• **Task**: Would you write out the listing verbatim and skip every picture in it?

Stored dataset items

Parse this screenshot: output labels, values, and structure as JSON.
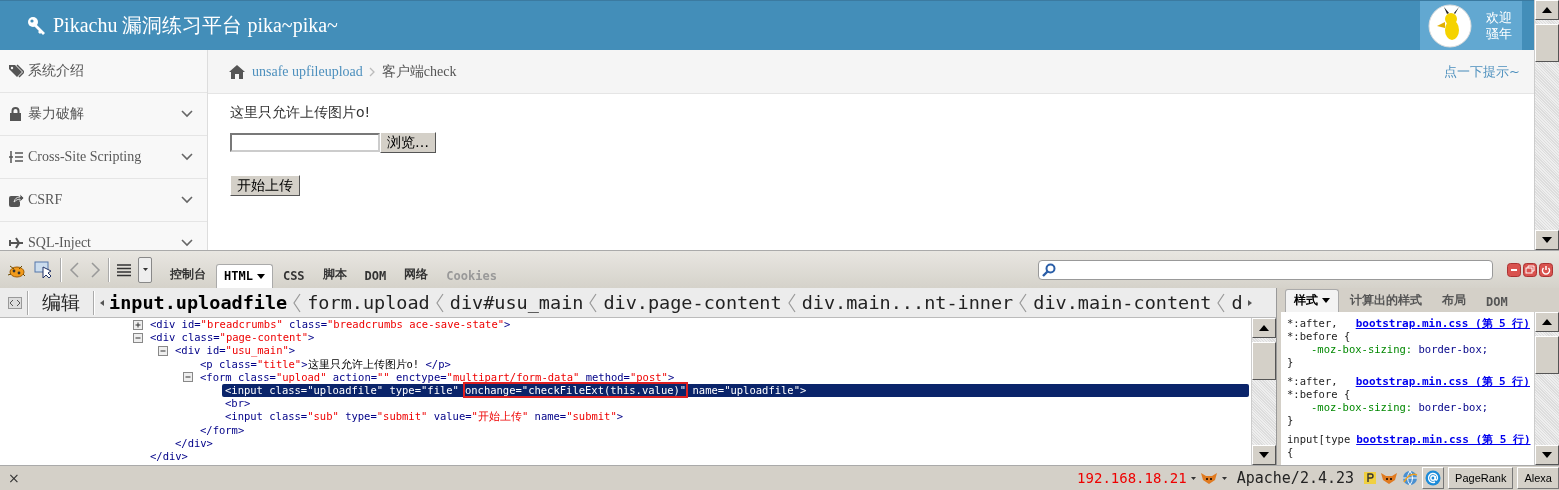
{
  "header": {
    "title": "Pikachu 漏洞练习平台 pika~pika~",
    "greeting": [
      "欢迎",
      "骚年"
    ]
  },
  "sidebar": {
    "items": [
      {
        "label": "系统介绍",
        "has_submenu": false
      },
      {
        "label": "暴力破解",
        "has_submenu": true
      },
      {
        "label": "Cross-Site Scripting",
        "has_submenu": true
      },
      {
        "label": "CSRF",
        "has_submenu": true
      },
      {
        "label": "SQL-Inject",
        "has_submenu": true
      }
    ]
  },
  "breadcrumb": {
    "items": [
      {
        "text": "unsafe upfileupload",
        "kind": "link"
      },
      {
        "text": "客户端check",
        "kind": "current"
      }
    ],
    "hint": "点一下提示~"
  },
  "content": {
    "title": "这里只允许上传图片o!",
    "browse_button": "浏览…",
    "submit_button": "开始上传"
  },
  "firebug": {
    "tabs": [
      {
        "label": "控制台",
        "selected": false,
        "disabled": false
      },
      {
        "label": "HTML",
        "selected": true,
        "disabled": false
      },
      {
        "label": "CSS",
        "selected": false,
        "disabled": false
      },
      {
        "label": "脚本",
        "selected": false,
        "disabled": false
      },
      {
        "label": "DOM",
        "selected": false,
        "disabled": false
      },
      {
        "label": "网络",
        "selected": false,
        "disabled": false
      },
      {
        "label": "Cookies",
        "selected": false,
        "disabled": true
      }
    ],
    "edit_button": "编辑",
    "path": [
      {
        "text": "input.uploadfile",
        "selected": true
      },
      {
        "text": "form.upload",
        "selected": false
      },
      {
        "text": "div#usu_main",
        "selected": false
      },
      {
        "text": "div.page-content",
        "selected": false
      },
      {
        "text": "div.main...nt-inner",
        "selected": false
      },
      {
        "text": "div.main-content",
        "selected": false
      },
      {
        "text": "d",
        "selected": false
      }
    ],
    "html_lines": [
      {
        "selected": false,
        "expanded": false,
        "tokens": [
          {
            "kind": "tag",
            "text": "<div"
          },
          {
            "kind": "attr",
            "text": " id="
          },
          {
            "kind": "value",
            "text": "\"breadcrumbs\""
          },
          {
            "kind": "attr",
            "text": " class="
          },
          {
            "kind": "value",
            "text": "\"breadcrumbs ace-save-state\""
          },
          {
            "kind": "tag",
            "text": ">"
          }
        ]
      },
      {
        "selected": false,
        "expanded": true,
        "tokens": [
          {
            "kind": "tag",
            "text": "<div"
          },
          {
            "kind": "attr",
            "text": " class="
          },
          {
            "kind": "value",
            "text": "\"page-content\""
          },
          {
            "kind": "tag",
            "text": ">"
          }
        ],
        "children": [
          {
            "selected": false,
            "expanded": true,
            "tokens": [
              {
                "kind": "tag",
                "text": "<div"
              },
              {
                "kind": "attr",
                "text": " id="
              },
              {
                "kind": "value",
                "text": "\"usu_main\""
              },
              {
                "kind": "tag",
                "text": ">"
              }
            ],
            "children": [
              {
                "selected": false,
                "tokens": [
                  {
                    "kind": "tag",
                    "text": "<p"
                  },
                  {
                    "kind": "attr",
                    "text": " class="
                  },
                  {
                    "kind": "value",
                    "text": "\"title\""
                  },
                  {
                    "kind": "tag",
                    "text": ">"
                  },
                  {
                    "kind": "text",
                    "text": "这里只允许上传图片o! "
                  },
                  {
                    "kind": "tag",
                    "text": "</p>"
                  }
                ]
              },
              {
                "selected": false,
                "expanded": true,
                "tokens": [
                  {
                    "kind": "tag",
                    "text": "<form"
                  },
                  {
                    "kind": "attr",
                    "text": " class="
                  },
                  {
                    "kind": "value",
                    "text": "\"upload\""
                  },
                  {
                    "kind": "attr",
                    "text": " action="
                  },
                  {
                    "kind": "value",
                    "text": "\"\""
                  },
                  {
                    "kind": "attr",
                    "text": " enctype="
                  },
                  {
                    "kind": "value",
                    "text": "\"multipart/form-data\""
                  },
                  {
                    "kind": "attr",
                    "text": " method="
                  },
                  {
                    "kind": "value",
                    "text": "\"post\""
                  },
                  {
                    "kind": "tag",
                    "text": ">"
                  }
                ],
                "children": [
                  {
                    "selected": true,
                    "tokens": [
                      {
                        "kind": "tag",
                        "text": "<input"
                      },
                      {
                        "kind": "attr",
                        "text": " class="
                      },
                      {
                        "kind": "value",
                        "text": "\"uploadfile\""
                      },
                      {
                        "kind": "attr",
                        "text": " type="
                      },
                      {
                        "kind": "value",
                        "text": "\"file\""
                      },
                      {
                        "kind": "boxed",
                        "text": "onchange=\"checkFileExt(this.value)\""
                      },
                      {
                        "kind": "attr",
                        "text": " name="
                      },
                      {
                        "kind": "value",
                        "text": "\"uploadfile\""
                      },
                      {
                        "kind": "tag",
                        "text": ">"
                      }
                    ]
                  },
                  {
                    "selected": false,
                    "tokens": [
                      {
                        "kind": "tag",
                        "text": "<br>"
                      }
                    ]
                  },
                  {
                    "selected": false,
                    "tokens": [
                      {
                        "kind": "tag",
                        "text": "<input"
                      },
                      {
                        "kind": "attr",
                        "text": " class="
                      },
                      {
                        "kind": "value",
                        "text": "\"sub\""
                      },
                      {
                        "kind": "attr",
                        "text": " type="
                      },
                      {
                        "kind": "value",
                        "text": "\"submit\""
                      },
                      {
                        "kind": "attr",
                        "text": " value="
                      },
                      {
                        "kind": "value",
                        "text": "\"开始上传\""
                      },
                      {
                        "kind": "attr",
                        "text": " name="
                      },
                      {
                        "kind": "value",
                        "text": "\"submit\""
                      },
                      {
                        "kind": "tag",
                        "text": ">"
                      }
                    ]
                  }
                ],
                "close": [
                  {
                    "kind": "tag",
                    "text": "</form>"
                  }
                ]
              }
            ],
            "close": [
              {
                "kind": "tag",
                "text": "</div>"
              }
            ]
          }
        ],
        "close": [
          {
            "kind": "tag",
            "text": "</div>"
          }
        ]
      }
    ],
    "side_tabs": [
      {
        "label": "样式",
        "selected": true
      },
      {
        "label": "计算出的样式",
        "selected": false
      },
      {
        "label": "布局",
        "selected": false
      },
      {
        "label": "DOM",
        "selected": false
      }
    ],
    "rules": [
      {
        "selectors": [
          "*:after,",
          "*:before {"
        ],
        "source": "bootstrap.min.css (第 5 行)",
        "declarations": [
          {
            "property": "-moz-box-sizing:",
            "value": "border-box;"
          }
        ],
        "close": "}"
      },
      {
        "selectors": [
          "*:after,",
          "*:before {"
        ],
        "source": "bootstrap.min.css (第 5 行)",
        "declarations": [
          {
            "property": "-moz-box-sizing:",
            "value": "border-box;"
          }
        ],
        "close": "}"
      },
      {
        "selectors": [
          "input[type",
          "{"
        ],
        "source": "bootstrap.min.css (第 5 行)"
      }
    ]
  },
  "status_bar": {
    "close": "×",
    "ip": "192.168.18.21",
    "server": "Apache/2.4.23",
    "buttons": [
      "PageRank",
      "Alexa"
    ]
  }
}
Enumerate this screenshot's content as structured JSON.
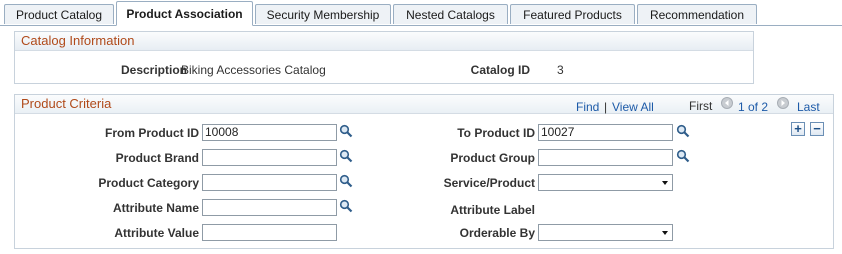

• **Written solution**:
Parse this screenshot: output labels, values, and structure as JSON.
{
  "header": {
    "title": "Pikachu 漏洞练习平台 pika~pika~",
    "greeting": [
      "欢迎",
      "骚年"
    ]
  },
  "sidebar": {
    "items": [
      {
        "label": "系统介绍",
        "has_submenu": false
      },
      {
        "label": "暴力破解",
        "has_submenu": true
      },
      {
        "label": "Cross-Site Scripting",
        "has_submenu": true
      },
      {
        "label": "CSRF",
        "has_submenu": true
      },
      {
        "label": "SQL-Inject",
        "has_submenu": true
      }
    ]
  },
  "breadcrumb": {
    "items": [
      {
        "text": "unsafe upfileupload",
        "kind": "link"
      },
      {
        "text": "客户端check",
        "kind": "current"
      }
    ],
    "hint": "点一下提示~"
  },
  "content": {
    "title": "这里只允许上传图片o!",
    "browse_button": "浏览…",
    "submit_button": "开始上传"
  },
  "firebug": {
    "tabs": [
      {
        "label": "控制台",
        "selected": false,
        "disabled": false
      },
      {
        "label": "HTML",
        "selected": true,
        "disabled": false
      },
      {
        "label": "CSS",
        "selected": false,
        "disabled": false
      },
      {
        "label": "脚本",
        "selected": false,
        "disabled": false
      },
      {
        "label": "DOM",
        "selected": false,
        "disabled": false
      },
      {
        "label": "网络",
        "selected": false,
        "disabled": false
      },
      {
        "label": "Cookies",
        "selected": false,
        "disabled": true
      }
    ],
    "edit_button": "编辑",
    "path": [
      {
        "text": "input.uploadfile",
        "selected": true
      },
      {
        "text": "form.upload",
        "selected": false
      },
      {
        "text": "div#usu_main",
        "selected": false
      },
      {
        "text": "div.page-content",
        "selected": false
      },
      {
        "text": "div.main...nt-inner",
        "selected": false
      },
      {
        "text": "div.main-content",
        "selected": false
      },
      {
        "text": "d",
        "selected": false
      }
    ],
    "html_lines": [
      {
        "selected": false,
        "expanded": false,
        "tokens": [
          {
            "kind": "tag",
            "text": "<div"
          },
          {
            "kind": "attr",
            "text": " id="
          },
          {
            "kind": "value",
            "text": "\"breadcrumbs\""
          },
          {
            "kind": "attr",
            "text": " class="
          },
          {
            "kind": "value",
            "text": "\"breadcrumbs ace-save-state\""
          },
          {
            "kind": "tag",
            "text": ">"
          }
        ]
      },
      {
        "selected": false,
        "expanded": true,
        "tokens": [
          {
            "kind": "tag",
            "text": "<div"
          },
          {
            "kind": "attr",
            "text": " class="
          },
          {
            "kind": "value",
            "text": "\"page-content\""
          },
          {
            "kind": "tag",
            "text": ">"
          }
        ],
        "children": [
          {
            "selected": false,
            "expanded": true,
            "tokens": [
              {
                "kind": "tag",
                "text": "<div"
              },
              {
                "kind": "attr",
                "text": " id="
              },
              {
                "kind": "value",
                "text": "\"usu_main\""
              },
              {
                "kind": "tag",
                "text": ">"
              }
            ],
            "children": [
              {
                "selected": false,
                "tokens": [
                  {
                    "kind": "tag",
                    "text": "<p"
                  },
                  {
                    "kind": "attr",
                    "text": " class="
                  },
                  {
                    "kind": "value",
                    "text": "\"title\""
                  },
                  {
                    "kind": "tag",
                    "text": ">"
                  },
                  {
                    "kind": "text",
                    "text": "这里只允许上传图片o! "
                  },
                  {
                    "kind": "tag",
                    "text": "</p>"
                  }
                ]
              },
              {
                "selected": false,
                "expanded": true,
                "tokens": [
                  {
                    "kind": "tag",
                    "text": "<form"
                  },
                  {
                    "kind": "attr",
                    "text": " class="
                  },
                  {
                    "kind": "value",
                    "text": "\"upload\""
                  },
                  {
                    "kind": "attr",
                    "text": " action="
                  },
                  {
                    "kind": "value",
                    "text": "\"\""
                  },
                  {
                    "kind": "attr",
                    "text": " enctype="
                  },
                  {
                    "kind": "value",
                    "text": "\"multipart/form-data\""
                  },
                  {
                    "kind": "attr",
                    "text": " method="
                  },
                  {
                    "kind": "value",
                    "text": "\"post\""
                  },
                  {
                    "kind": "tag",
                    "text": ">"
                  }
                ],
                "children": [
                  {
                    "selected": true,
                    "tokens": [
                      {
                        "kind": "tag",
                        "text": "<input"
                      },
                      {
                        "kind": "attr",
                        "text": " class="
                      },
                      {
                        "kind": "value",
                        "text": "\"uploadfile\""
                      },
                      {
                        "kind": "attr",
                        "text": " type="
                      },
                      {
                        "kind": "value",
                        "text": "\"file\""
                      },
                      {
                        "kind": "boxed",
                        "text": "onchange=\"checkFileExt(this.value)\""
                      },
                      {
                        "kind": "attr",
                        "text": " name="
                      },
                      {
                        "kind": "value",
                        "text": "\"uploadfile\""
                      },
                      {
                        "kind": "tag",
                        "text": ">"
                      }
                    ]
                  },
                  {
                    "selected": false,
                    "tokens": [
                      {
                        "kind": "tag",
                        "text": "<br>"
                      }
                    ]
                  },
                  {
                    "selected": false,
                    "tokens": [
                      {
                        "kind": "tag",
                        "text": "<input"
                      },
                      {
                        "kind": "attr",
                        "text": " class="
                      },
                      {
                        "kind": "value",
                        "text": "\"sub\""
                      },
                      {
                        "kind": "attr",
                        "text": " type="
                      },
                      {
                        "kind": "value",
                        "text": "\"submit\""
                      },
                      {
                        "kind": "attr",
                        "text": " value="
                      },
                      {
                        "kind": "value",
                        "text": "\"开始上传\""
                      },
                      {
                        "kind": "attr",
                        "text": " name="
                      },
                      {
                        "kind": "value",
                        "text": "\"submit\""
                      },
                      {
                        "kind": "tag",
                        "text": ">"
                      }
                    ]
                  }
                ],
                "close": [
                  {
                    "kind": "tag",
                    "text": "</form>"
                  }
                ]
              }
            ],
            "close": [
              {
                "kind": "tag",
                "text": "</div>"
              }
            ]
          }
        ],
        "close": [
          {
            "kind": "tag",
            "text": "</div>"
          }
        ]
      }
    ],
    "side_tabs": [
      {
        "label": "样式",
        "selected": true
      },
      {
        "label": "计算出的样式",
        "selected": false
      },
      {
        "label": "布局",
        "selected": false
      },
      {
        "label": "DOM",
        "selected": false
      }
    ],
    "rules": [
      {
        "selectors": [
          "*:after,",
          "*:before {"
        ],
        "source": "bootstrap.min.css (第 5 行)",
        "declarations": [
          {
            "property": "-moz-box-sizing:",
            "value": "border-box;"
          }
        ],
        "close": "}"
      },
      {
        "selectors": [
          "*:after,",
          "*:before {"
        ],
        "source": "bootstrap.min.css (第 5 行)",
        "declarations": [
          {
            "property": "-moz-box-sizing:",
            "value": "border-box;"
          }
        ],
        "close": "}"
      },
      {
        "selectors": [
          "input[type",
          "{"
        ],
        "source": "bootstrap.min.css (第 5 行)"
      }
    ]
  },
  "status_bar": {
    "close": "×",
    "ip": "192.168.18.21",
    "server": "Apache/2.4.23",
    "buttons": [
      "PageRank",
      "Alexa"
    ]
  }
}
Enumerate this screenshot's content as structured JSON.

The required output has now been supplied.